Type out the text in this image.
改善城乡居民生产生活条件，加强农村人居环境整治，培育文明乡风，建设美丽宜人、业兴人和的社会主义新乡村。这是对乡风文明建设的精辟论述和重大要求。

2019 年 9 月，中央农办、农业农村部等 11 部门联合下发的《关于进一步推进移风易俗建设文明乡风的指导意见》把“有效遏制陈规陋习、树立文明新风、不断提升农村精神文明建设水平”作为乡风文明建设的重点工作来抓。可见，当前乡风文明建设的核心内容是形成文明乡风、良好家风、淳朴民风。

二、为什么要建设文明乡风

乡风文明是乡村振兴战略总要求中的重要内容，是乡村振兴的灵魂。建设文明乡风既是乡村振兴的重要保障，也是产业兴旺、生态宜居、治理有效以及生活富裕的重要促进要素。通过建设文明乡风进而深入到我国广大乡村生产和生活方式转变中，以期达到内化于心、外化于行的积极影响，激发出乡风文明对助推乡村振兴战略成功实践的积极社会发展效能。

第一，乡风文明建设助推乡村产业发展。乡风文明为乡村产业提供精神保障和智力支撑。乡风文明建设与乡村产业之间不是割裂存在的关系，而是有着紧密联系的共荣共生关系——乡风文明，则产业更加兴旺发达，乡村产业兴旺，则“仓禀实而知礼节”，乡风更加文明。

+ + + +

= SET TASK =
Extract the listing in its entirety and repeat it exactly.

= EXERCISE SOLUTION =
Type out the text in this image.
改善城乡居民生产生活条件，加强农村人居环境整治，培育文明乡风，建设美丽宜人、业兴人和的社会主义新乡村。这是对乡风文明建设的精辟论述和重大要求。

2019 年 9 月，中央农办、农业农村部等 11 部门联合下发的《关于进一步推进移风易俗建设文明乡风的指导意见》把“有效遏制陈规陋习、树立文明新风、不断提升农村精神文明建设水平”作为乡风文明建设的重点工作来抓。可见，当前乡风文明建设的核心内容是形成文明乡风、良好家风、淳朴民风。

二、为什么要建设文明乡风

乡风文明是乡村振兴战略总要求中的重要内容，是乡村振兴的灵魂。建设文明乡风既是乡村振兴的重要保障，也是产业兴旺、生态宜居、治理有效以及生活富裕的重要促进要素。通过建设文明乡风进而深入到我国广大乡村生产和生活方式转变中，以期达到内化于心、外化于行的积极影响，激发出乡风文明对助推乡村振兴战略成功实践的积极社会发展效能。

第一，乡风文明建设助推乡村产业发展。乡风文明为乡村产业提供精神保障和智力支撑。乡风文明建设与乡村产业之间不是割裂存在的关系，而是有着紧密联系的共荣共生关系——乡风文明，则产业更加兴旺发达，乡村产业兴旺，则“仓禀实而知礼节”，乡风更加文明。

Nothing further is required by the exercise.